:: GIVEN ENTRIES

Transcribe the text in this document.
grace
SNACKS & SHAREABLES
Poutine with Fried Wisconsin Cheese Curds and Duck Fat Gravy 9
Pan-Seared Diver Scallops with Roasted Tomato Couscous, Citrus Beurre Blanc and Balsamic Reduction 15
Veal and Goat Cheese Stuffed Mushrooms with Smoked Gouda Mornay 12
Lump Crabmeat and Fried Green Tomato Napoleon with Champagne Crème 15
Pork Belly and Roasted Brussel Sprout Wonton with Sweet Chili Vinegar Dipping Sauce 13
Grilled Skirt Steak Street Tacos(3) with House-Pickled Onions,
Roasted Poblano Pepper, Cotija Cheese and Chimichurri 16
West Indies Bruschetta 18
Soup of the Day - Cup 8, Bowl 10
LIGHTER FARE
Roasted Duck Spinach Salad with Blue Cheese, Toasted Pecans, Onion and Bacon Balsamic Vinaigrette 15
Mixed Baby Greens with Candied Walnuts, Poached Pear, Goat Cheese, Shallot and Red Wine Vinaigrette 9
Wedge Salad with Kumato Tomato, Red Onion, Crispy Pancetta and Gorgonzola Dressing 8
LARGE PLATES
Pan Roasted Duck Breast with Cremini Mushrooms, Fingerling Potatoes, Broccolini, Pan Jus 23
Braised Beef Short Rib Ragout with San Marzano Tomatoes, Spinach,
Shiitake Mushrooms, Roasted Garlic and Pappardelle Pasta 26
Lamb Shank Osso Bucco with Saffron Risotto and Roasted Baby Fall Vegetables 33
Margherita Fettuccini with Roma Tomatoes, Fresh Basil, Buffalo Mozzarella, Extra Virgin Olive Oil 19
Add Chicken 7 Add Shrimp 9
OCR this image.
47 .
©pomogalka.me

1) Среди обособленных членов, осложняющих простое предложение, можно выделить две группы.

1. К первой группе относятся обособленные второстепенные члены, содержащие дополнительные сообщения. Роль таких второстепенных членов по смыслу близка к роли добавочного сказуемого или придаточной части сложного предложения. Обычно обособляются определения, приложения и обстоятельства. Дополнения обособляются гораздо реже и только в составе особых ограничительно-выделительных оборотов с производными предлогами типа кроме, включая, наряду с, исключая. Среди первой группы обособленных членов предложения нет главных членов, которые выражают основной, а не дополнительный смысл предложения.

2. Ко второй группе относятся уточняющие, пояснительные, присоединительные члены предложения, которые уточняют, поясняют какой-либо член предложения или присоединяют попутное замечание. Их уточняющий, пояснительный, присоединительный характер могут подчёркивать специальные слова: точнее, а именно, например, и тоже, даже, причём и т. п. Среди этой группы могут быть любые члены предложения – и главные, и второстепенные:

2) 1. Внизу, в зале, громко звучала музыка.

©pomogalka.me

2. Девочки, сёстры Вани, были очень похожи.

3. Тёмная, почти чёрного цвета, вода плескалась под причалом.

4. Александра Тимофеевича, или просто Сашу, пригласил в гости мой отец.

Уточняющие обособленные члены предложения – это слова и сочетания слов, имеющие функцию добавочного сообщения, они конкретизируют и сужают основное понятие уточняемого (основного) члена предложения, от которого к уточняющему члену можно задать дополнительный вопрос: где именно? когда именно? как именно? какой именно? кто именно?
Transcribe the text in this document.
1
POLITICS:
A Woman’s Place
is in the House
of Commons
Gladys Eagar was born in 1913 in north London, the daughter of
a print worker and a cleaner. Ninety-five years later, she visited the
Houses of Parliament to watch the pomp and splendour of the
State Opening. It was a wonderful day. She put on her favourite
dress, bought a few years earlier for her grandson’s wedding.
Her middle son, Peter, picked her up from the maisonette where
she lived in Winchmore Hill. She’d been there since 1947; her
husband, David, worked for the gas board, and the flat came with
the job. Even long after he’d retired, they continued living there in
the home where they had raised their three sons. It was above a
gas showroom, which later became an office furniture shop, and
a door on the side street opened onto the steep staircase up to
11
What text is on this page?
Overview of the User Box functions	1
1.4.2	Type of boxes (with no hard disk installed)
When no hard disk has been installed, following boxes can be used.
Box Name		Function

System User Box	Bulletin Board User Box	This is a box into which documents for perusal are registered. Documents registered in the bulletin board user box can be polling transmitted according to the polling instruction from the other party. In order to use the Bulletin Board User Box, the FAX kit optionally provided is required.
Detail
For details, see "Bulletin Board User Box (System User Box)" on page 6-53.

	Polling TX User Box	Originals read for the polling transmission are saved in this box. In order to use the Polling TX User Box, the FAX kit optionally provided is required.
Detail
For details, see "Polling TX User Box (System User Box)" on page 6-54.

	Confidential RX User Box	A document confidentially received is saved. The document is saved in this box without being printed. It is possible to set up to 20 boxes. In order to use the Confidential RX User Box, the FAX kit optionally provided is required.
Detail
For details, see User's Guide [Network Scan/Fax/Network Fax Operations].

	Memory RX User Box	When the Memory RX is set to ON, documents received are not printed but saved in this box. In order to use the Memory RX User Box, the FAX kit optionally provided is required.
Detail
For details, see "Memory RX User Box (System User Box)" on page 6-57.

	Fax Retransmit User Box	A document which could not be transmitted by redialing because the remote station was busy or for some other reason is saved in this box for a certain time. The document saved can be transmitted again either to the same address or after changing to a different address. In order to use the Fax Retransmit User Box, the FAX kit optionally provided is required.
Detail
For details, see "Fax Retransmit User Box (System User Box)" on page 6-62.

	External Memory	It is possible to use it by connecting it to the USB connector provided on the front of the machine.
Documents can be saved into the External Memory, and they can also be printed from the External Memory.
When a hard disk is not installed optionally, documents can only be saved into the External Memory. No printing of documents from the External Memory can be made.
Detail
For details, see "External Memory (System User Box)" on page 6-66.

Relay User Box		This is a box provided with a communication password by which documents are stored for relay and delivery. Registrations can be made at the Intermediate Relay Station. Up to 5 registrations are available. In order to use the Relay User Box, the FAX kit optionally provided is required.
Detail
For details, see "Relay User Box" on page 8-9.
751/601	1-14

::::

> _AIM OF THE TASK_
Copy the material above back out, exactly as written.

> _TASK RESPONSE_
Transcribe the text in this document.
grace
SNACKS & SHAREABLES
Poutine with Fried Wisconsin Cheese Curds and Duck Fat Gravy 9
Pan-Seared Diver Scallops with Roasted Tomato Couscous, Citrus Beurre Blanc and Balsamic Reduction 15
Veal and Goat Cheese Stuffed Mushrooms with Smoked Gouda Mornay 12
Lump Crabmeat and Fried Green Tomato Napoleon with Champagne Crème 15
Pork Belly and Roasted Brussel Sprout Wonton with Sweet Chili Vinegar Dipping Sauce 13
Grilled Skirt Steak Street Tacos(3) with House-Pickled Onions,
Roasted Poblano Pepper, Cotija Cheese and Chimichurri 16
West Indies Bruschetta 18
Soup of the Day - Cup 8, Bowl 10
LIGHTER FARE
Roasted Duck Spinach Salad with Blue Cheese, Toasted Pecans, Onion and Bacon Balsamic Vinaigrette 15
Mixed Baby Greens with Candied Walnuts, Poached Pear, Goat Cheese, Shallot and Red Wine Vinaigrette 9
Wedge Salad with Kumato Tomato, Red Onion, Crispy Pancetta and Gorgonzola Dressing 8
LARGE PLATES
Pan Roasted Duck Breast with Cremini Mushrooms, Fingerling Potatoes, Broccolini, Pan Jus 23
Braised Beef Short Rib Ragout with San Marzano Tomatoes, Spinach,
Shiitake Mushrooms, Roasted Garlic and Pappardelle Pasta 26
Lamb Shank Osso Bucco with Saffron Risotto and Roasted Baby Fall Vegetables 33
Margherita Fettuccini with Roma Tomatoes, Fresh Basil, Buffalo Mozzarella, Extra Virgin Olive Oil 19
Add Chicken 7 Add Shrimp 9
OCR this image.
47 .
©pomogalka.me

1) Среди обособленных членов, осложняющих простое предложение, можно выделить две группы.

1. К первой группе относятся обособленные второстепенные члены, содержащие дополнительные сообщения. Роль таких второстепенных членов по смыслу близка к роли добавочного сказуемого или придаточной части сложного предложения. Обычно обособляются определения, приложения и обстоятельства. Дополнения обособляются гораздо реже и только в составе особых ограничительно-выделительных оборотов с производными предлогами типа кроме, включая, наряду с, исключая. Среди первой группы обособленных членов предложения нет главных членов, которые выражают основной, а не дополнительный смысл предложения.

2. Ко второй группе относятся уточняющие, пояснительные, присоединительные члены предложения, которые уточняют, поясняют какой-либо член предложения или присоединяют попутное замечание. Их уточняющий, пояснительный, присоединительный характер могут подчёркивать специальные слова: точнее, а именно, например, и тоже, даже, причём и т. п. Среди этой группы могут быть любые члены предложения – и главные, и второстепенные:

2) 1. Внизу, в зале, громко звучала музыка.

©pomogalka.me

2. Девочки, сёстры Вани, были очень похожи.

3. Тёмная, почти чёрного цвета, вода плескалась под причалом.

4. Александра Тимофеевича, или просто Сашу, пригласил в гости мой отец.

Уточняющие обособленные члены предложения – это слова и сочетания слов, имеющие функцию добавочного сообщения, они конкретизируют и сужают основное понятие уточняемого (основного) члена предложения, от которого к уточняющему члену можно задать дополнительный вопрос: где именно? когда именно? как именно? какой именно? кто именно?
Transcribe the text in this document.
1
POLITICS:
A Woman’s Place
is in the House
of Commons
Gladys Eagar was born in 1913 in north London, the daughter of
a print worker and a cleaner. Ninety-five years later, she visited the
Houses of Parliament to watch the pomp and splendour of the
State Opening. It was a wonderful day. She put on her favourite
dress, bought a few years earlier for her grandson’s wedding.
Her middle son, Peter, picked her up from the maisonette where
she lived in Winchmore Hill. She’d been there since 1947; her
husband, David, worked for the gas board, and the flat came with
the job. Even long after he’d retired, they continued living there in
the home where they had raised their three sons. It was above a
gas showroom, which later became an office furniture shop, and
a door on the side street opened onto the steep staircase up to
11
What text is on this page?
Overview of the User Box functions	1
1.4.2	Type of boxes (with no hard disk installed)
When no hard disk has been installed, following boxes can be used.
Box Name		Function

System User Box	Bulletin Board User Box	This is a box into which documents for perusal are registered. Documents registered in the bulletin board user box can be polling transmitted according to the polling instruction from the other party. In order to use the Bulletin Board User Box, the FAX kit optionally provided is required.
Detail
For details, see "Bulletin Board User Box (System User Box)" on page 6-53.

	Polling TX User Box	Originals read for the polling transmission are saved in this box. In order to use the Polling TX User Box, the FAX kit optionally provided is required.
Detail
For details, see "Polling TX User Box (System User Box)" on page 6-54.

	Confidential RX User Box	A document confidentially received is saved. The document is saved in this box without being printed. It is possible to set up to 20 boxes. In order to use the Confidential RX User Box, the FAX kit optionally provided is required.
Detail
For details, see User's Guide [Network Scan/Fax/Network Fax Operations].

	Memory RX User Box	When the Memory RX is set to ON, documents received are not printed but saved in this box. In order to use the Memory RX User Box, the FAX kit optionally provided is required.
Detail
For details, see "Memory RX User Box (System User Box)" on page 6-57.

	Fax Retransmit User Box	A document which could not be transmitted by redialing because the remote station was busy or for some other reason is saved in this box for a certain time. The document saved can be transmitted again either to the same address or after changing to a different address. In order to use the Fax Retransmit User Box, the FAX kit optionally provided is required.
Detail
For details, see "Fax Retransmit User Box (System User Box)" on page 6-62.

	External Memory	It is possible to use it by connecting it to the USB connector provided on the front of the machine.
Documents can be saved into the External Memory, and they can also be printed from the External Memory.
When a hard disk is not installed optionally, documents can only be saved into the External Memory. No printing of documents from the External Memory can be made.
Detail
For details, see "External Memory (System User Box)" on page 6-66.

Relay User Box		This is a box provided with a communication password by which documents are stored for relay and delivery. Registrations can be made at the Intermediate Relay Station. Up to 5 registrations are available. In order to use the Relay User Box, the FAX kit optionally provided is required.
Detail
For details, see "Relay User Box" on page 8-9.
751/601	1-14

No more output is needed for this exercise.